■ WHAT THIS TASK INVOLVES
Please retype the data in full and exactly; the pictures are not part of the copy.

■ MATERIAL PROVIDED
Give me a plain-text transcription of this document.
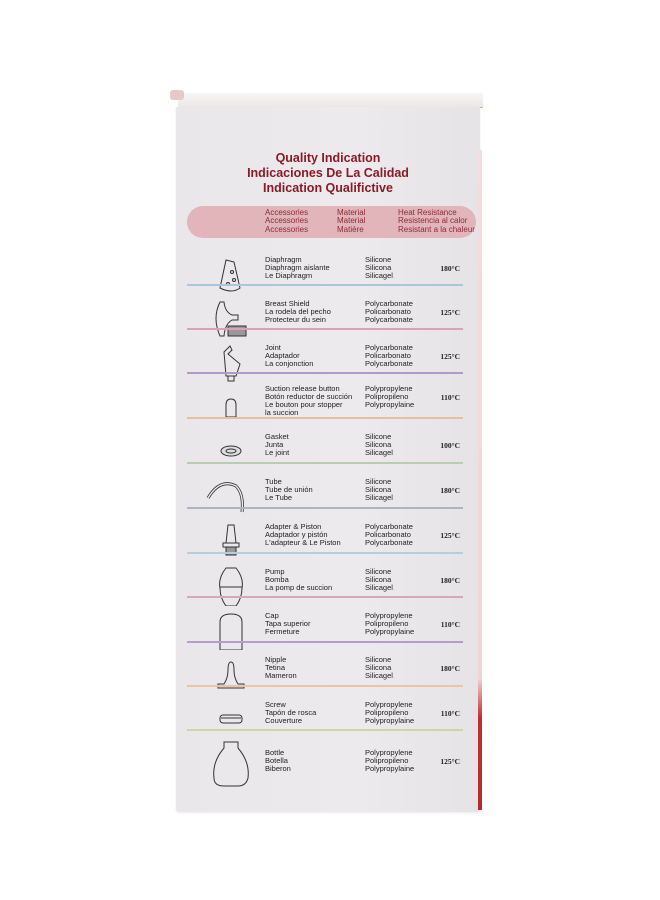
Quality Indication
Indicaciones De La Calidad
Indication Qualifictive
Accessories
Accessories
Accessories
Material
Material
Matière
Heat Resistance
Resistencia al calor
Resistant a la chaleur
Diaphragm
Diaphragm aislante
Le Diaphragm
Silicone
Silicona
Silicagel
180°C
Breast Shield
La rodela del pecho
Protecteur du sein
Polycarbonate
Policarbonato
Polycarbonate
125°C
Joint
Adaptador
La conjonction
Polycarbonate
Policarbonato
Polycarbonate
125°C
Suction release button
Botón reductor de succión
Le bouton pour stopper
la succion
Polypropylene
Polipropileno
Polypropylaine
110°C
Gasket
Junta
Le joint
Silicone
Silicona
Silicagel
100°C
Tube
Tube de unión
Le Tube
Silicone
Silicona
Silicagel
180°C
Adapter & Piston
Adaptador y pistón
L'adapteur & Le Piston
Polycarbonate
Policarbonato
Polycarbonate
125°C
Pump
Bomba
La pomp de succion
Silicone
Silicona
Silicagel
180°C
Cap
Tapa superior
Fermeture
Polypropylene
Polipropileno
Polypropylaine
110°C
Nipple
Tetina
Mameron
Silicone
Silicona
Silicagel
180°C
Screw
Tapón de rosca
Couverture
Polypropylene
Polipropileno
Polypropylaine
110°C
Bottle
Botella
Biberon
Polypropylene
Polipropileno
Polypropylaine
125°C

■ SOLUTION BELOW
Give me a plain-text transcription of this document.
Quality Indication
Indicaciones De La Calidad
Indication Qualifictive
Accessories
Accessories
Accessories
Material
Material
Matière
Heat Resistance
Resistencia al calor
Resistant a la chaleur
Diaphragm
Diaphragm aislante
Le Diaphragm
Silicone
Silicona
Silicagel
180°C
Breast Shield
La rodela del pecho
Protecteur du sein
Polycarbonate
Policarbonato
Polycarbonate
125°C
Joint
Adaptador
La conjonction
Polycarbonate
Policarbonato
Polycarbonate
125°C
Suction release button
Botón reductor de succión
Le bouton pour stopper
la succion
Polypropylene
Polipropileno
Polypropylaine
110°C
Gasket
Junta
Le joint
Silicone
Silicona
Silicagel
100°C
Tube
Tube de unión
Le Tube
Silicone
Silicona
Silicagel
180°C
Adapter & Piston
Adaptador y pistón
L'adapteur & Le Piston
Polycarbonate
Policarbonato
Polycarbonate
125°C
Pump
Bomba
La pomp de succion
Silicone
Silicona
Silicagel
180°C
Cap
Tapa superior
Fermeture
Polypropylene
Polipropileno
Polypropylaine
110°C
Nipple
Tetina
Mameron
Silicone
Silicona
Silicagel
180°C
Screw
Tapón de rosca
Couverture
Polypropylene
Polipropileno
Polypropylaine
110°C
Bottle
Botella
Biberon
Polypropylene
Polipropileno
Polypropylaine
125°C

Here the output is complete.